-------- Material supplied --------
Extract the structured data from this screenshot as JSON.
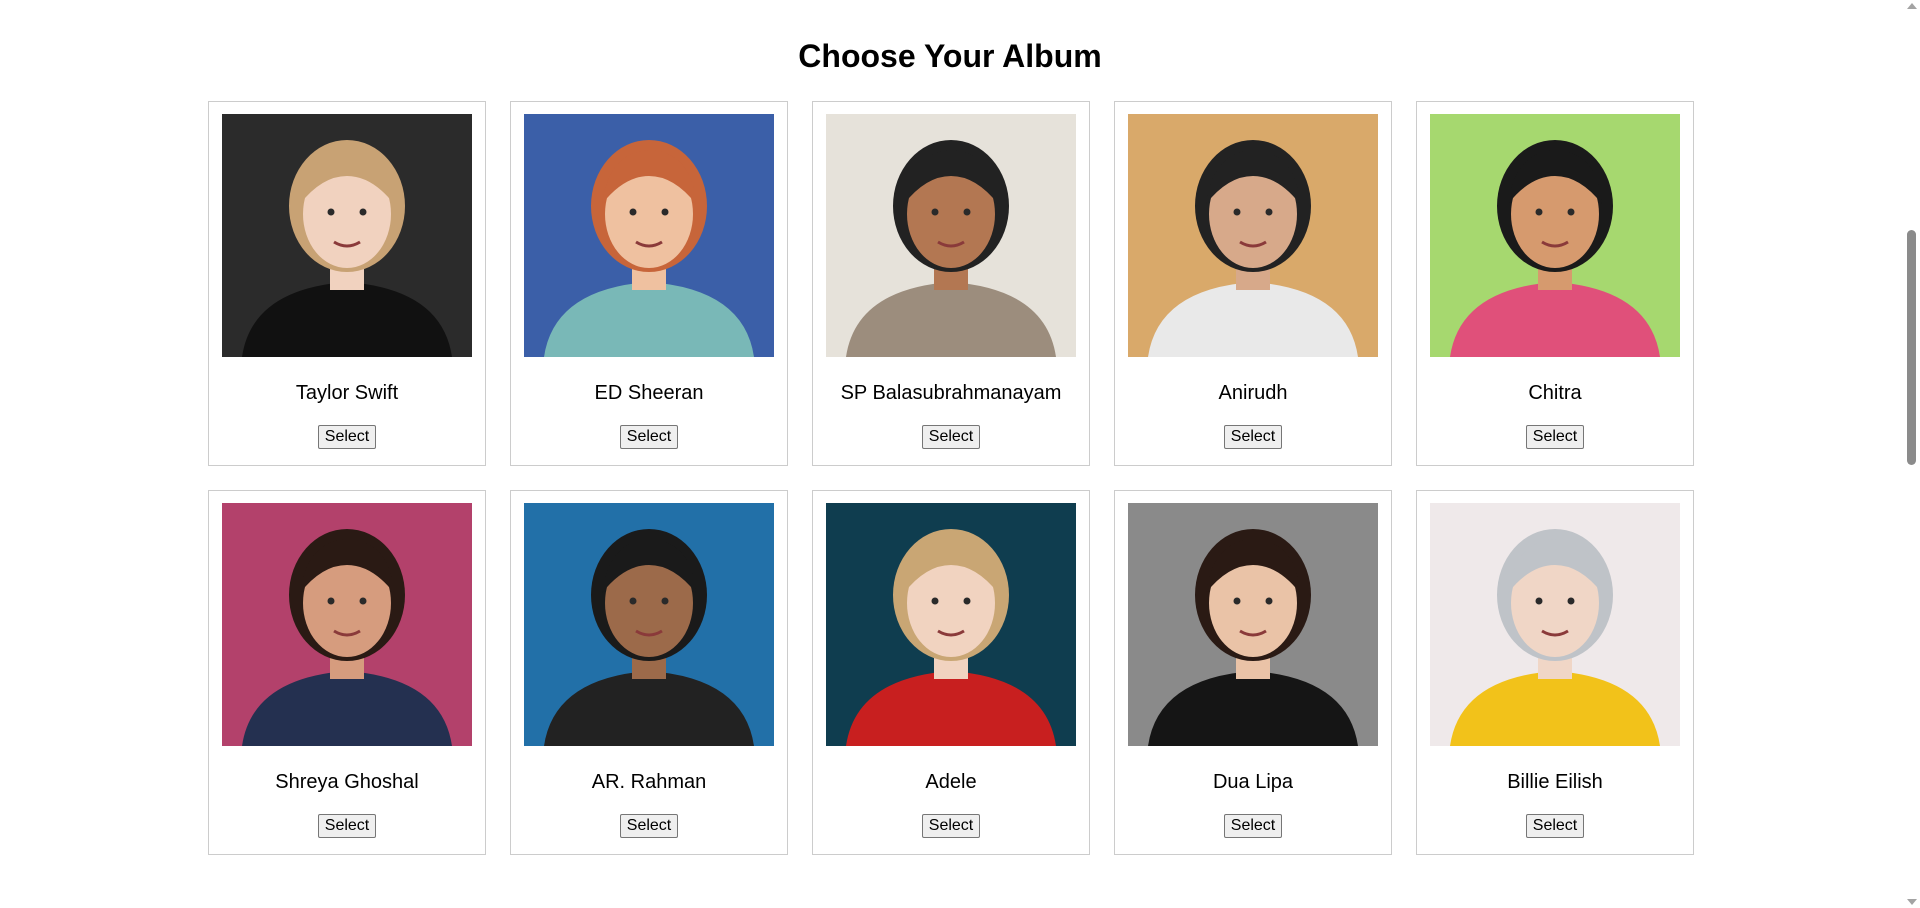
{
  "heading": "Choose Your Album",
  "button_label": "Select",
  "artists": [
    {
      "name": "Taylor Swift",
      "icon": "portrait-icon",
      "bg": "#2b2b2b",
      "accent": "#c8a274",
      "skin": "#f1d2bf",
      "top": "#111111"
    },
    {
      "name": "ED Sheeran",
      "icon": "portrait-icon",
      "bg": "#3b5fa8",
      "accent": "#c7653a",
      "skin": "#efc1a0",
      "top": "#79b8b7"
    },
    {
      "name": "SP Balasubrahmanayam",
      "icon": "portrait-icon",
      "bg": "#e6e2da",
      "accent": "#222222",
      "skin": "#b37752",
      "top": "#9c8d7d"
    },
    {
      "name": "Anirudh",
      "icon": "portrait-icon",
      "bg": "#d9a96a",
      "accent": "#222222",
      "skin": "#d7a98a",
      "top": "#e9e9e9"
    },
    {
      "name": "Chitra",
      "icon": "portrait-icon",
      "bg": "#a6d86f",
      "accent": "#1a1a1a",
      "skin": "#d69a6e",
      "top": "#e0507a"
    },
    {
      "name": "Shreya Ghoshal",
      "icon": "portrait-icon",
      "bg": "#b3416b",
      "accent": "#2a1a14",
      "skin": "#d69c7e",
      "top": "#243050"
    },
    {
      "name": "AR. Rahman",
      "icon": "portrait-icon",
      "bg": "#2270a8",
      "accent": "#1a1a1a",
      "skin": "#9c6a4a",
      "top": "#222222"
    },
    {
      "name": "Adele",
      "icon": "portrait-icon",
      "bg": "#0f3d4f",
      "accent": "#c9a674",
      "skin": "#f1d3c0",
      "top": "#c81f1f"
    },
    {
      "name": "Dua Lipa",
      "icon": "portrait-icon",
      "bg": "#8a8a8a",
      "accent": "#2a1a14",
      "skin": "#eac3a7",
      "top": "#151515"
    },
    {
      "name": "Billie Eilish",
      "icon": "portrait-icon",
      "bg": "#efe9ea",
      "accent": "#bfc3c8",
      "skin": "#f0d6c6",
      "top": "#f2c21a"
    }
  ]
}
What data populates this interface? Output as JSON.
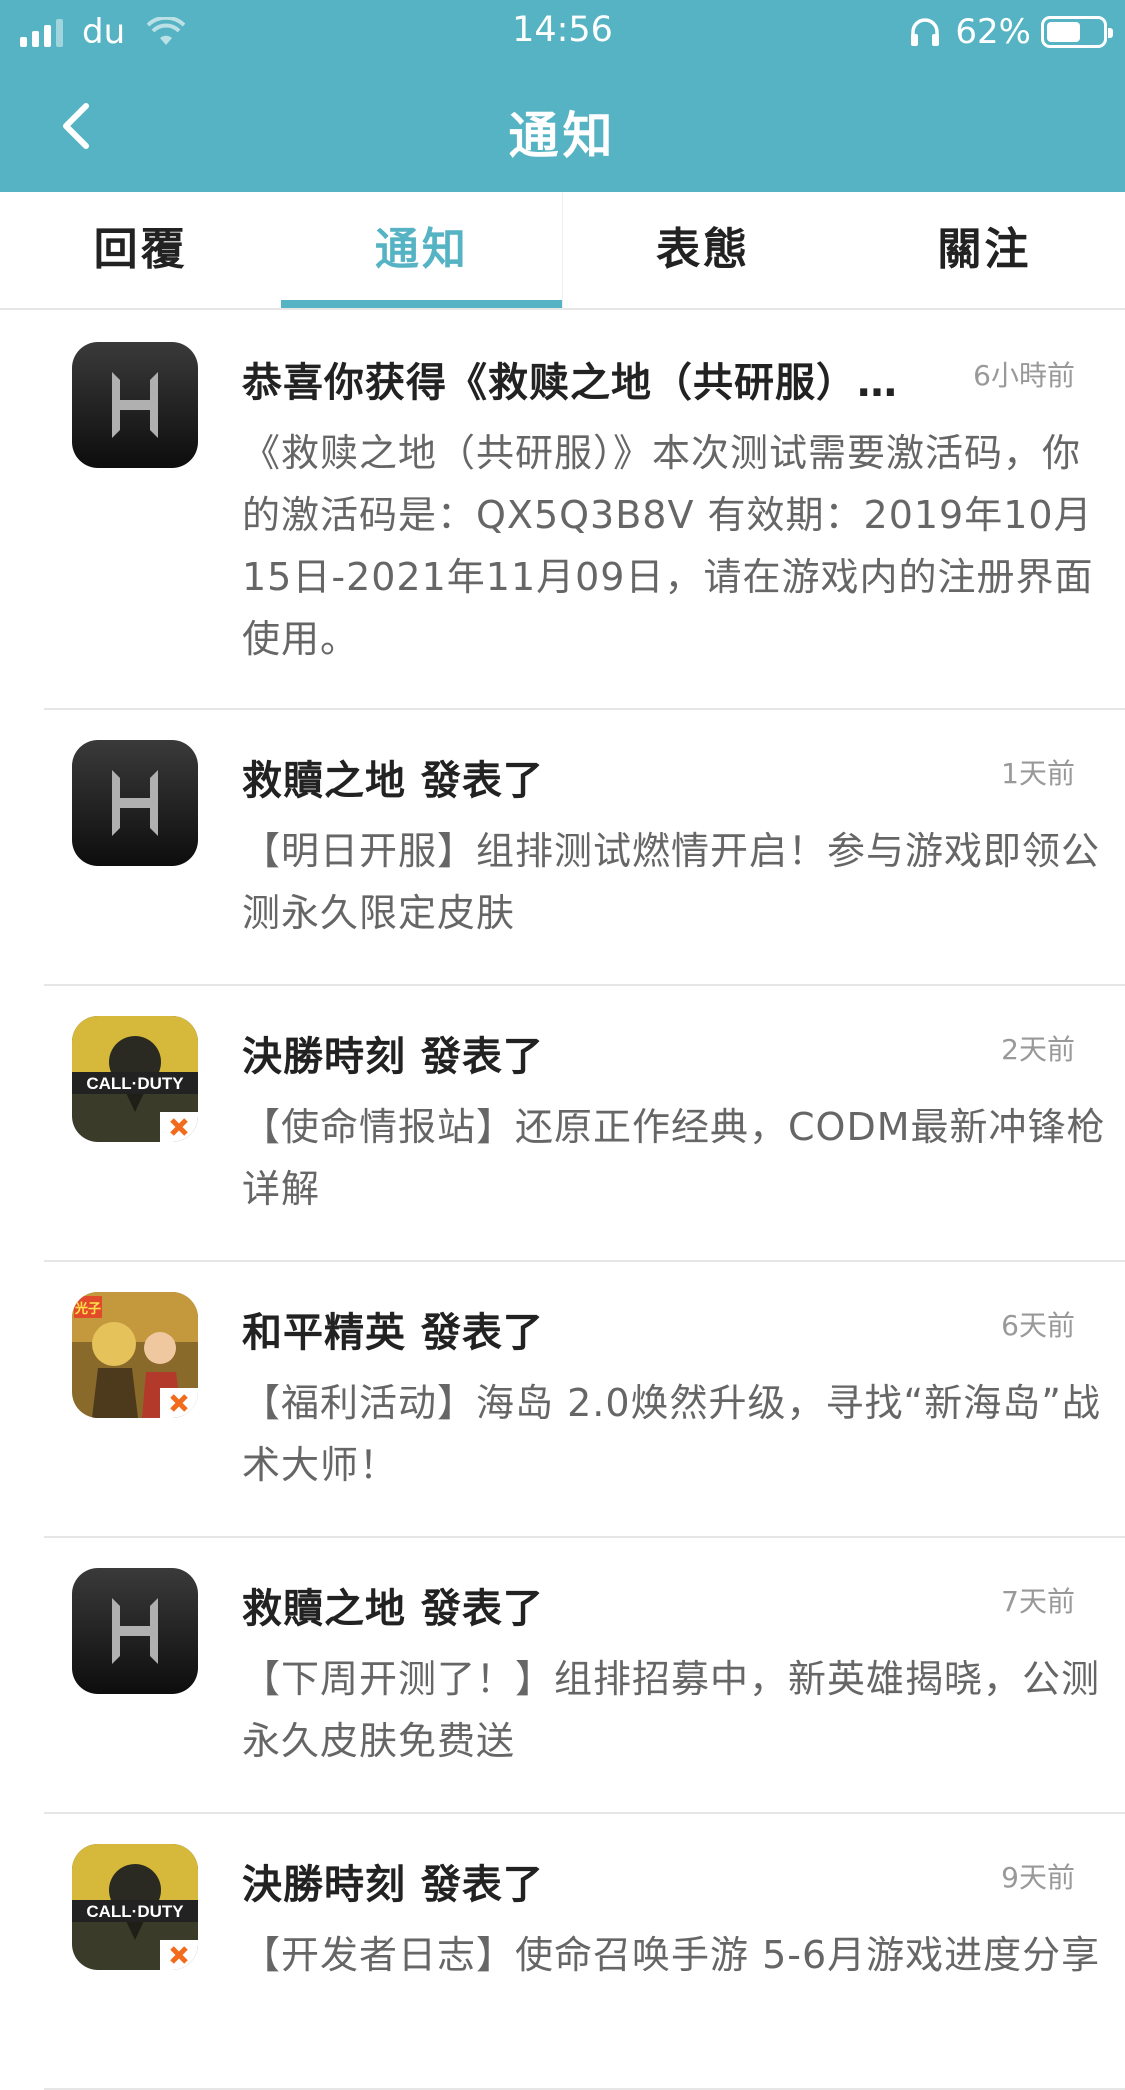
{
  "status_bar": {
    "carrier": "du",
    "time": "14:56",
    "battery": "62%",
    "battery_level": 0.62
  },
  "nav": {
    "title": "通知",
    "back_icon": "chevron-left-icon"
  },
  "tabs": [
    {
      "label": "回覆",
      "active": false
    },
    {
      "label": "通知",
      "active": true
    },
    {
      "label": "表態",
      "active": false
    },
    {
      "label": "關注",
      "active": false
    }
  ],
  "notifications": [
    {
      "avatar": "hideout-app-icon",
      "title": "恭喜你获得《救赎之地（共研服）…",
      "time": "6小時前",
      "body": "《救赎之地（共研服）》本次测试需要激活码，你的激活码是：QX5Q3B8V 有效期：2019年10月15日-2021年11月09日，请在游戏内的注册界面使用。"
    },
    {
      "avatar": "hideout-app-icon",
      "title": "救贖之地 發表了",
      "time": "1天前",
      "body": "【明日开服】组排测试燃情开启！参与游戏即领公测永久限定皮肤"
    },
    {
      "avatar": "call-of-duty-app-icon",
      "avatar_text": "CALL·DUTY",
      "title": "決勝時刻 發表了",
      "time": "2天前",
      "body": "【使命情报站】还原正作经典，CODM最新冲锋枪详解"
    },
    {
      "avatar": "peacekeeper-elite-app-icon",
      "avatar_text": "光子",
      "title": "和平精英 發表了",
      "time": "6天前",
      "body": "【福利活动】海岛 2.0焕然升级，寻找“新海岛”战术大师！"
    },
    {
      "avatar": "hideout-app-icon",
      "title": "救贖之地 發表了",
      "time": "7天前",
      "body": "【下周开测了！】组排招募中，新英雄揭晓，公测永久皮肤免费送"
    },
    {
      "avatar": "call-of-duty-app-icon",
      "avatar_text": "CALL·DUTY",
      "title": "決勝時刻 發表了",
      "time": "9天前",
      "body": "【开发者日志】使命召唤手游 5-6月游戏进度分享"
    }
  ],
  "colors": {
    "accent": "#55b3c3",
    "title_text": "#222222",
    "body_text": "#666666",
    "time_text": "#999999"
  }
}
--------
## Task directions:
Report how many lines contain "救赎之地". Give nothing but the number.

## Result below:
2